**Task data:**
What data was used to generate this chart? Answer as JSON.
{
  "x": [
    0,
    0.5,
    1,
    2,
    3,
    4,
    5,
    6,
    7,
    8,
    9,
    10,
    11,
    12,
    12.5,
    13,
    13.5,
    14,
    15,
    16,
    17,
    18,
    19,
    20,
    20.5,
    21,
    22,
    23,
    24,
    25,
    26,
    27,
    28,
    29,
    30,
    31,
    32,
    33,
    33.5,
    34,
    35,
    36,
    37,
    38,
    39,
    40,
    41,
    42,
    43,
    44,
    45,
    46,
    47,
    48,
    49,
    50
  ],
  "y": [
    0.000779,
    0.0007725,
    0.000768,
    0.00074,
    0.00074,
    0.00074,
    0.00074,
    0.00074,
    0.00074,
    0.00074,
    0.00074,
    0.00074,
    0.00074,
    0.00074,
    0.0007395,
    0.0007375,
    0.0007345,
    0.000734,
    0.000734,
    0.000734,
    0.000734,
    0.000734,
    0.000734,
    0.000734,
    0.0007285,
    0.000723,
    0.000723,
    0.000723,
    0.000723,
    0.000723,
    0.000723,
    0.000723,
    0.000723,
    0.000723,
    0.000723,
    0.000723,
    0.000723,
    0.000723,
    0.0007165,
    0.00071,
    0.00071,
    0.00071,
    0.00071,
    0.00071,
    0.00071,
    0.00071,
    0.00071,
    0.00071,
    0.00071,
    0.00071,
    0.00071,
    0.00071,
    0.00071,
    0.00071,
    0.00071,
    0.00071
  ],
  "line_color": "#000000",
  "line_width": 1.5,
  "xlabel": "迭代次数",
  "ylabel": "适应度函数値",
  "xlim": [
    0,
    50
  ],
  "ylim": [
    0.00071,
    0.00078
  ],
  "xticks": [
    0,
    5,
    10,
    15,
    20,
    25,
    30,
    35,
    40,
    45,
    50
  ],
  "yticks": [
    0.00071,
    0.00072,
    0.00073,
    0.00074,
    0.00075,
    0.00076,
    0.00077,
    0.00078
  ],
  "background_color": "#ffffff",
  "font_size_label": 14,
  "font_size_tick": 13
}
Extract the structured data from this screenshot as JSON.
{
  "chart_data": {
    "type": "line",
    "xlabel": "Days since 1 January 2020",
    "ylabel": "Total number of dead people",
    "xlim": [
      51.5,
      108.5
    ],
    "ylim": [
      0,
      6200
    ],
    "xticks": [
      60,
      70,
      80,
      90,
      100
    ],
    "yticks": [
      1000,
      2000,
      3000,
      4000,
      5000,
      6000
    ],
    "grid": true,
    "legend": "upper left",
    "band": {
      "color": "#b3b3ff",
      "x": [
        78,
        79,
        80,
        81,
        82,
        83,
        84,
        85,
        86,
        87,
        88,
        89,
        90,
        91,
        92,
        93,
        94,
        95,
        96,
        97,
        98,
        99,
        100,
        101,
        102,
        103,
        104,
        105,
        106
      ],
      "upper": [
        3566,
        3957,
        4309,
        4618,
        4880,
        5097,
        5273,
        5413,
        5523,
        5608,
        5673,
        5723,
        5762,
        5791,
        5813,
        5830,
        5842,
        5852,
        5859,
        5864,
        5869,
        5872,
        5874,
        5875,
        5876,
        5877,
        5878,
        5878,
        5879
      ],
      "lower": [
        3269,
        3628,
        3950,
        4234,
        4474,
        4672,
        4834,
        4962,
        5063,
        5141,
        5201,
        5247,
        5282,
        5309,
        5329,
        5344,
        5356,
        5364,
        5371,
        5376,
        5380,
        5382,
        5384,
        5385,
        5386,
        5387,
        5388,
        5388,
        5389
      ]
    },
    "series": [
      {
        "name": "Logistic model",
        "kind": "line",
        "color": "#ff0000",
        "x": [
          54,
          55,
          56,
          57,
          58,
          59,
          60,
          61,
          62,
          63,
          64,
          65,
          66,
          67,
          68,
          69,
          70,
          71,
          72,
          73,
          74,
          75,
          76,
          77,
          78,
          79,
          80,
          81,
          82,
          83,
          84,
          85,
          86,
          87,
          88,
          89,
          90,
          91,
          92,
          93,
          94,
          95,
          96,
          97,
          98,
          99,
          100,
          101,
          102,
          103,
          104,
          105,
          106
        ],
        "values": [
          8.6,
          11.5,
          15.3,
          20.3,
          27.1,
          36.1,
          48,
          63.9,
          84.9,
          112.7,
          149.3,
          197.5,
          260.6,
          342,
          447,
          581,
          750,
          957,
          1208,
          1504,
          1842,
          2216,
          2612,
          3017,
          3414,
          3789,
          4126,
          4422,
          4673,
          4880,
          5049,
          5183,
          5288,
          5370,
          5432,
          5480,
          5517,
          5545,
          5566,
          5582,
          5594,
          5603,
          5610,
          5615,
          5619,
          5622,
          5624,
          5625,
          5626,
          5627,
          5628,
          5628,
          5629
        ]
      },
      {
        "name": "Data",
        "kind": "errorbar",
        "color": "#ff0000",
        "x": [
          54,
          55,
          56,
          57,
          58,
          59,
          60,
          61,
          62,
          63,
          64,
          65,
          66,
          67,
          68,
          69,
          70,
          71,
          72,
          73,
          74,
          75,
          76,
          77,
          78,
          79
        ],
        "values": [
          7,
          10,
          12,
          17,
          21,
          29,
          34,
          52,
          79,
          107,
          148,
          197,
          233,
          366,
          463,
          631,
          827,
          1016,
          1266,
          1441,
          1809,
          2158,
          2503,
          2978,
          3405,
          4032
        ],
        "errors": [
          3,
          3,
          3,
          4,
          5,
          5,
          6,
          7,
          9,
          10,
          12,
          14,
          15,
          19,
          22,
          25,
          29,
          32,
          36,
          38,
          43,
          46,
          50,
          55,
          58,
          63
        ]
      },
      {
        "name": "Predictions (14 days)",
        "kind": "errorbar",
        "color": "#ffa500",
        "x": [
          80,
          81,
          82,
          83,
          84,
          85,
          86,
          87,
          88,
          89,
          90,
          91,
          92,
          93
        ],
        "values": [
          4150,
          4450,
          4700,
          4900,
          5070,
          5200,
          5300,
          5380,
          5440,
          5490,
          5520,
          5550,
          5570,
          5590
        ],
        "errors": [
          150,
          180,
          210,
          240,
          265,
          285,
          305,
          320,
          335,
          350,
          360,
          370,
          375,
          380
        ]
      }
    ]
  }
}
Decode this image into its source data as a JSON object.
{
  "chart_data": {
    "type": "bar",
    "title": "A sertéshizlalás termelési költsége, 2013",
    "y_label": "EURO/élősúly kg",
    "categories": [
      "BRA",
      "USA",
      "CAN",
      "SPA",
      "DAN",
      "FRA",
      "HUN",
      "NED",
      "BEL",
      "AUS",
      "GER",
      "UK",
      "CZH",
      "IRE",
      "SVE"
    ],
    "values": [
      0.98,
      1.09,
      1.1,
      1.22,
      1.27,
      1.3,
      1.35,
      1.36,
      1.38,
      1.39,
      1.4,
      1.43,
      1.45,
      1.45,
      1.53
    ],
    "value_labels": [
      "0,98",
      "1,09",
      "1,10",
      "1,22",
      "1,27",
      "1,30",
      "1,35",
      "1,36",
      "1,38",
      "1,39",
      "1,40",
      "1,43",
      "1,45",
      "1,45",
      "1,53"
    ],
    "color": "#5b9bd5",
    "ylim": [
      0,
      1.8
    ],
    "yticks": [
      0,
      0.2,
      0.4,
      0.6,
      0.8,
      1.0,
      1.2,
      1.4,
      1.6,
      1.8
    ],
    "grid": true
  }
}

**Problem requirements:**
Retype all the records, matching them exactly.

**Solution for this exercise:**
What data was used to generate this chart? Answer as JSON.
{
  "x": [
    0,
    0.5,
    1,
    2,
    3,
    4,
    5,
    6,
    7,
    8,
    9,
    10,
    11,
    12,
    12.5,
    13,
    13.5,
    14,
    15,
    16,
    17,
    18,
    19,
    20,
    20.5,
    21,
    22,
    23,
    24,
    25,
    26,
    27,
    28,
    29,
    30,
    31,
    32,
    33,
    33.5,
    34,
    35,
    36,
    37,
    38,
    39,
    40,
    41,
    42,
    43,
    44,
    45,
    46,
    47,
    48,
    49,
    50
  ],
  "y": [
    0.000779,
    0.0007725,
    0.000768,
    0.00074,
    0.00074,
    0.00074,
    0.00074,
    0.00074,
    0.00074,
    0.00074,
    0.00074,
    0.00074,
    0.00074,
    0.00074,
    0.0007395,
    0.0007375,
    0.0007345,
    0.000734,
    0.000734,
    0.000734,
    0.000734,
    0.000734,
    0.000734,
    0.000734,
    0.0007285,
    0.000723,
    0.000723,
    0.000723,
    0.000723,
    0.000723,
    0.000723,
    0.000723,
    0.000723,
    0.000723,
    0.000723,
    0.000723,
    0.000723,
    0.000723,
    0.0007165,
    0.00071,
    0.00071,
    0.00071,
    0.00071,
    0.00071,
    0.00071,
    0.00071,
    0.00071,
    0.00071,
    0.00071,
    0.00071,
    0.00071,
    0.00071,
    0.00071,
    0.00071,
    0.00071,
    0.00071
  ],
  "line_color": "#000000",
  "line_width": 1.5,
  "xlabel": "迭代次数",
  "ylabel": "适应度函数値",
  "xlim": [
    0,
    50
  ],
  "ylim": [
    0.00071,
    0.00078
  ],
  "xticks": [
    0,
    5,
    10,
    15,
    20,
    25,
    30,
    35,
    40,
    45,
    50
  ],
  "yticks": [
    0.00071,
    0.00072,
    0.00073,
    0.00074,
    0.00075,
    0.00076,
    0.00077,
    0.00078
  ],
  "background_color": "#ffffff",
  "font_size_label": 14,
  "font_size_tick": 13
}
Extract the structured data from this screenshot as JSON.
{
  "chart_data": {
    "type": "line",
    "xlabel": "Days since 1 January 2020",
    "ylabel": "Total number of dead people",
    "xlim": [
      51.5,
      108.5
    ],
    "ylim": [
      0,
      6200
    ],
    "xticks": [
      60,
      70,
      80,
      90,
      100
    ],
    "yticks": [
      1000,
      2000,
      3000,
      4000,
      5000,
      6000
    ],
    "grid": true,
    "legend": "upper left",
    "band": {
      "color": "#b3b3ff",
      "x": [
        78,
        79,
        80,
        81,
        82,
        83,
        84,
        85,
        86,
        87,
        88,
        89,
        90,
        91,
        92,
        93,
        94,
        95,
        96,
        97,
        98,
        99,
        100,
        101,
        102,
        103,
        104,
        105,
        106
      ],
      "upper": [
        3566,
        3957,
        4309,
        4618,
        4880,
        5097,
        5273,
        5413,
        5523,
        5608,
        5673,
        5723,
        5762,
        5791,
        5813,
        5830,
        5842,
        5852,
        5859,
        5864,
        5869,
        5872,
        5874,
        5875,
        5876,
        5877,
        5878,
        5878,
        5879
      ],
      "lower": [
        3269,
        3628,
        3950,
        4234,
        4474,
        4672,
        4834,
        4962,
        5063,
        5141,
        5201,
        5247,
        5282,
        5309,
        5329,
        5344,
        5356,
        5364,
        5371,
        5376,
        5380,
        5382,
        5384,
        5385,
        5386,
        5387,
        5388,
        5388,
        5389
      ]
    },
    "series": [
      {
        "name": "Logistic model",
        "kind": "line",
        "color": "#ff0000",
        "x": [
          54,
          55,
          56,
          57,
          58,
          59,
          60,
          61,
          62,
          63,
          64,
          65,
          66,
          67,
          68,
          69,
          70,
          71,
          72,
          73,
          74,
          75,
          76,
          77,
          78,
          79,
          80,
          81,
          82,
          83,
          84,
          85,
          86,
          87,
          88,
          89,
          90,
          91,
          92,
          93,
          94,
          95,
          96,
          97,
          98,
          99,
          100,
          101,
          102,
          103,
          104,
          105,
          106
        ],
        "values": [
          8.6,
          11.5,
          15.3,
          20.3,
          27.1,
          36.1,
          48,
          63.9,
          84.9,
          112.7,
          149.3,
          197.5,
          260.6,
          342,
          447,
          581,
          750,
          957,
          1208,
          1504,
          1842,
          2216,
          2612,
          3017,
          3414,
          3789,
          4126,
          4422,
          4673,
          4880,
          5049,
          5183,
          5288,
          5370,
          5432,
          5480,
          5517,
          5545,
          5566,
          5582,
          5594,
          5603,
          5610,
          5615,
          5619,
          5622,
          5624,
          5625,
          5626,
          5627,
          5628,
          5628,
          5629
        ]
      },
      {
        "name": "Data",
        "kind": "errorbar",
        "color": "#ff0000",
        "x": [
          54,
          55,
          56,
          57,
          58,
          59,
          60,
          61,
          62,
          63,
          64,
          65,
          66,
          67,
          68,
          69,
          70,
          71,
          72,
          73,
          74,
          75,
          76,
          77,
          78,
          79
        ],
        "values": [
          7,
          10,
          12,
          17,
          21,
          29,
          34,
          52,
          79,
          107,
          148,
          197,
          233,
          366,
          463,
          631,
          827,
          1016,
          1266,
          1441,
          1809,
          2158,
          2503,
          2978,
          3405,
          4032
        ],
        "errors": [
          3,
          3,
          3,
          4,
          5,
          5,
          6,
          7,
          9,
          10,
          12,
          14,
          15,
          19,
          22,
          25,
          29,
          32,
          36,
          38,
          43,
          46,
          50,
          55,
          58,
          63
        ]
      },
      {
        "name": "Predictions (14 days)",
        "kind": "errorbar",
        "color": "#ffa500",
        "x": [
          80,
          81,
          82,
          83,
          84,
          85,
          86,
          87,
          88,
          89,
          90,
          91,
          92,
          93
        ],
        "values": [
          4150,
          4450,
          4700,
          4900,
          5070,
          5200,
          5300,
          5380,
          5440,
          5490,
          5520,
          5550,
          5570,
          5590
        ],
        "errors": [
          150,
          180,
          210,
          240,
          265,
          285,
          305,
          320,
          335,
          350,
          360,
          370,
          375,
          380
        ]
      }
    ]
  }
}
Decode this image into its source data as a JSON object.
{
  "chart_data": {
    "type": "bar",
    "title": "A sertéshizlalás termelési költsége, 2013",
    "y_label": "EURO/élősúly kg",
    "categories": [
      "BRA",
      "USA",
      "CAN",
      "SPA",
      "DAN",
      "FRA",
      "HUN",
      "NED",
      "BEL",
      "AUS",
      "GER",
      "UK",
      "CZH",
      "IRE",
      "SVE"
    ],
    "values": [
      0.98,
      1.09,
      1.1,
      1.22,
      1.27,
      1.3,
      1.35,
      1.36,
      1.38,
      1.39,
      1.4,
      1.43,
      1.45,
      1.45,
      1.53
    ],
    "value_labels": [
      "0,98",
      "1,09",
      "1,10",
      "1,22",
      "1,27",
      "1,30",
      "1,35",
      "1,36",
      "1,38",
      "1,39",
      "1,40",
      "1,43",
      "1,45",
      "1,45",
      "1,53"
    ],
    "color": "#5b9bd5",
    "ylim": [
      0,
      1.8
    ],
    "yticks": [
      0,
      0.2,
      0.4,
      0.6,
      0.8,
      1.0,
      1.2,
      1.4,
      1.6,
      1.8
    ],
    "grid": true
  }
}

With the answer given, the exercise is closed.